What is being asked | Lift every line from the entries that includes the word "Engineering".

Supplied information |
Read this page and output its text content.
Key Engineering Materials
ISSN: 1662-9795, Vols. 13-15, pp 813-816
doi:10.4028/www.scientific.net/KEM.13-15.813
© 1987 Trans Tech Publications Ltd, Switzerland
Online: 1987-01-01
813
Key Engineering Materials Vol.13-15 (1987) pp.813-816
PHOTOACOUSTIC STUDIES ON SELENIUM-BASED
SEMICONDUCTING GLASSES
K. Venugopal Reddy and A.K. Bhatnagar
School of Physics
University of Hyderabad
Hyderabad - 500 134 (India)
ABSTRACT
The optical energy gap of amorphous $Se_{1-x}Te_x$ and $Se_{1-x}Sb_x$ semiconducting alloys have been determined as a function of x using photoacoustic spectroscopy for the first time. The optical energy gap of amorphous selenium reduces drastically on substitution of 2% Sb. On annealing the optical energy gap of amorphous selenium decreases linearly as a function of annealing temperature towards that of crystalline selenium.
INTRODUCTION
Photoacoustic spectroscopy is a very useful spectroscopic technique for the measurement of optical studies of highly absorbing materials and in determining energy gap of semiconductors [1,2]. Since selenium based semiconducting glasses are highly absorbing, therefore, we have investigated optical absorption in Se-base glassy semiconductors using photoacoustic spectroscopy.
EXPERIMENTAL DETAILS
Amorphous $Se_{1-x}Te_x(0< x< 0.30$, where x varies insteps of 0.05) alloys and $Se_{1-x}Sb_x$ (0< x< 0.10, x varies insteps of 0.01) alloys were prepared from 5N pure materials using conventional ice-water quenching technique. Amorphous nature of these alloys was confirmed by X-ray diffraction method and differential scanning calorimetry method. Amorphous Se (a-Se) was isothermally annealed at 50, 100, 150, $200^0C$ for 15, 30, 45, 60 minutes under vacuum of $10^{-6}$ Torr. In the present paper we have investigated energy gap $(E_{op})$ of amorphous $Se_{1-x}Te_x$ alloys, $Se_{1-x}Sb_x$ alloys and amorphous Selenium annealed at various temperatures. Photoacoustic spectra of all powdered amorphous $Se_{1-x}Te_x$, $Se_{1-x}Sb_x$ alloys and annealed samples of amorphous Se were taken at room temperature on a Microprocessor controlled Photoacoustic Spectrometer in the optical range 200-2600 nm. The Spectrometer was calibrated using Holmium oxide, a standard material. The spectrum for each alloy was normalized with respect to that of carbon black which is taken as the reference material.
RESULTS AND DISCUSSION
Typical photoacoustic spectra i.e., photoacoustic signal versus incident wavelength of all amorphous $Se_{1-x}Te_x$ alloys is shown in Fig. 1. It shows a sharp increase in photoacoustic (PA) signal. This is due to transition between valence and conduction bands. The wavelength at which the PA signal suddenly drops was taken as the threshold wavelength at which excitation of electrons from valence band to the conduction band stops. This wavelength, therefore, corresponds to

The answer |
Key Engineering Materials
Key Engineering Materials Vol.13-15 (1987) pp.813-816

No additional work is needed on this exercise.